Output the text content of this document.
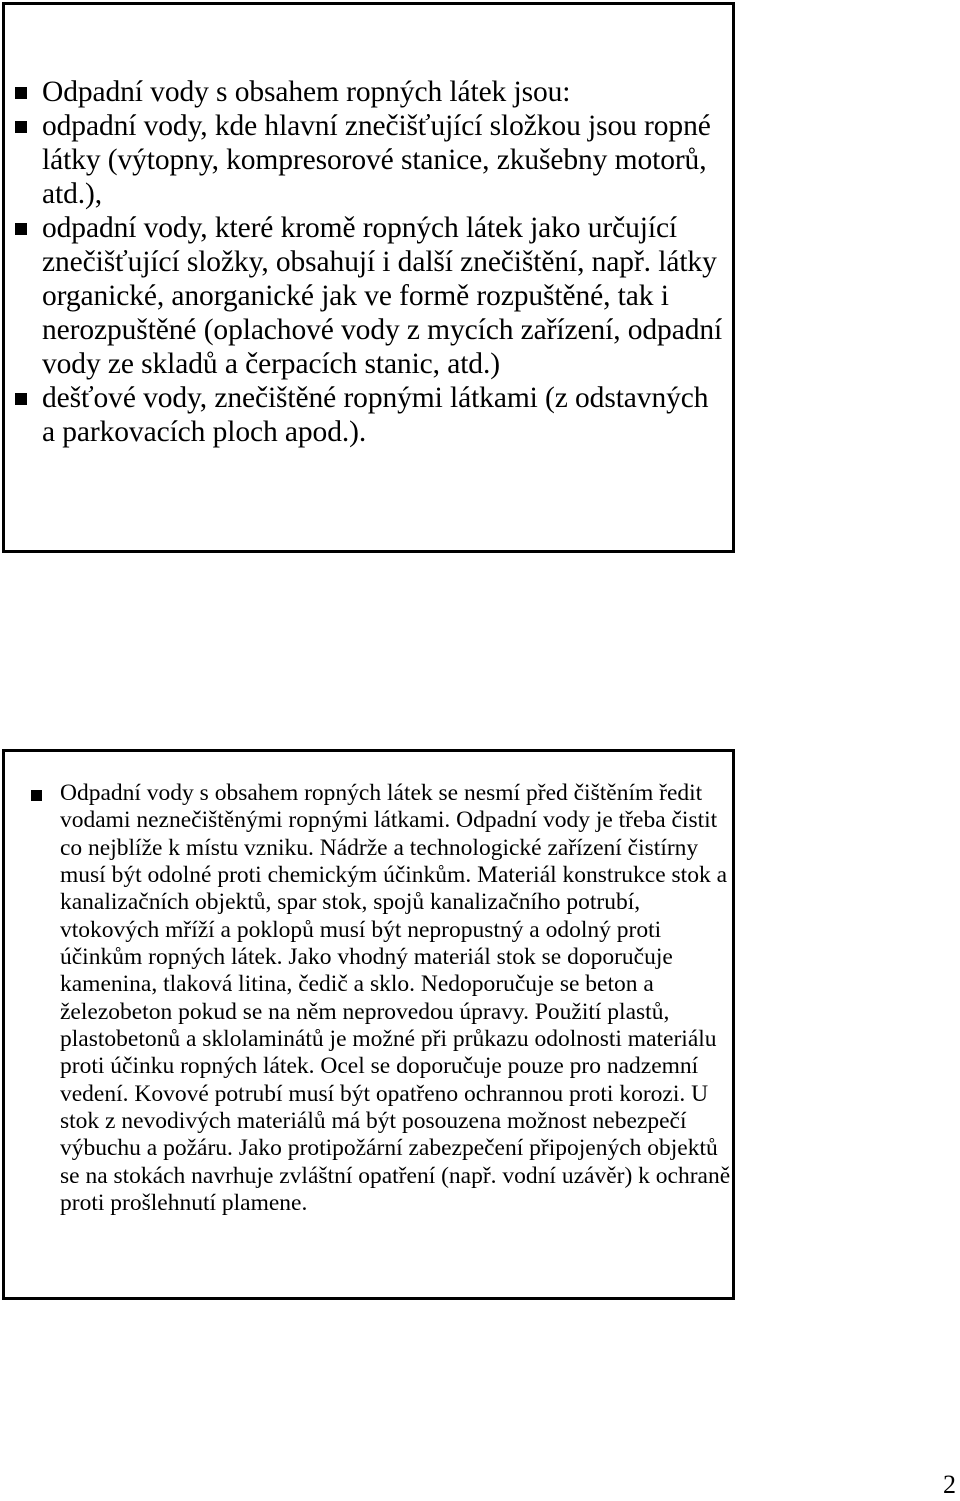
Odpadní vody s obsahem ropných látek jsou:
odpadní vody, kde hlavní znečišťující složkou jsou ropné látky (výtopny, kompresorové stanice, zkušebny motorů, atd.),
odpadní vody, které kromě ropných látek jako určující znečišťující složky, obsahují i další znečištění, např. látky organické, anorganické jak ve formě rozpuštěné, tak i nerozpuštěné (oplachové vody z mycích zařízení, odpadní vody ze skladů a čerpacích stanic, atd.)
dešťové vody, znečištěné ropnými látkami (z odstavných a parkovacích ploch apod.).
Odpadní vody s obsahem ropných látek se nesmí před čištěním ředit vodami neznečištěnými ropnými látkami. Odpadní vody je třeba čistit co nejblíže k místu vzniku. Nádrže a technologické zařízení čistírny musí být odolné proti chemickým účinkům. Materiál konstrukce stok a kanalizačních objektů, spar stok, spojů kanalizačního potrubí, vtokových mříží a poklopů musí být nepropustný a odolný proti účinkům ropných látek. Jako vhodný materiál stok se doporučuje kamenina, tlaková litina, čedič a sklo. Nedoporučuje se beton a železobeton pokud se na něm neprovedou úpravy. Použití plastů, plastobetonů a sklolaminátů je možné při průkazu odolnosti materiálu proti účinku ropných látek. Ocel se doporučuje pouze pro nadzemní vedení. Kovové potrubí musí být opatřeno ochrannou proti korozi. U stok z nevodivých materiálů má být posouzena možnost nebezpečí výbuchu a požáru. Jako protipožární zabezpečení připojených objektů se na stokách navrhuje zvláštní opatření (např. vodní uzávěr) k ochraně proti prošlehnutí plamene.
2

#####

Restate the entire listing word for word, excluding pictures.

THE REPLY:
Output the text content of this document.
Odpadní vody s obsahem ropných látek jsou:
odpadní vody, kde hlavní znečišťující složkou jsou ropné látky (výtopny, kompresorové stanice, zkušebny motorů, atd.),
odpadní vody, které kromě ropných látek jako určující znečišťující složky, obsahují i další znečištění, např. látky organické, anorganické jak ve formě rozpuštěné, tak i nerozpuštěné (oplachové vody z mycích zařízení, odpadní vody ze skladů a čerpacích stanic, atd.)
dešťové vody, znečištěné ropnými látkami (z odstavných a parkovacích ploch apod.).
Odpadní vody s obsahem ropných látek se nesmí před čištěním ředit vodami neznečištěnými ropnými látkami. Odpadní vody je třeba čistit co nejblíže k místu vzniku. Nádrže a technologické zařízení čistírny musí být odolné proti chemickým účinkům. Materiál konstrukce stok a kanalizačních objektů, spar stok, spojů kanalizačního potrubí, vtokových mříží a poklopů musí být nepropustný a odolný proti účinkům ropných látek. Jako vhodný materiál stok se doporučuje kamenina, tlaková litina, čedič a sklo. Nedoporučuje se beton a železobeton pokud se na něm neprovedou úpravy. Použití plastů, plastobetonů a sklolaminátů je možné při průkazu odolnosti materiálu proti účinku ropných látek. Ocel se doporučuje pouze pro nadzemní vedení. Kovové potrubí musí být opatřeno ochrannou proti korozi. U stok z nevodivých materiálů má být posouzena možnost nebezpečí výbuchu a požáru. Jako protipožární zabezpečení připojených objektů se na stokách navrhuje zvláštní opatření (např. vodní uzávěr) k ochraně proti prošlehnutí plamene.
2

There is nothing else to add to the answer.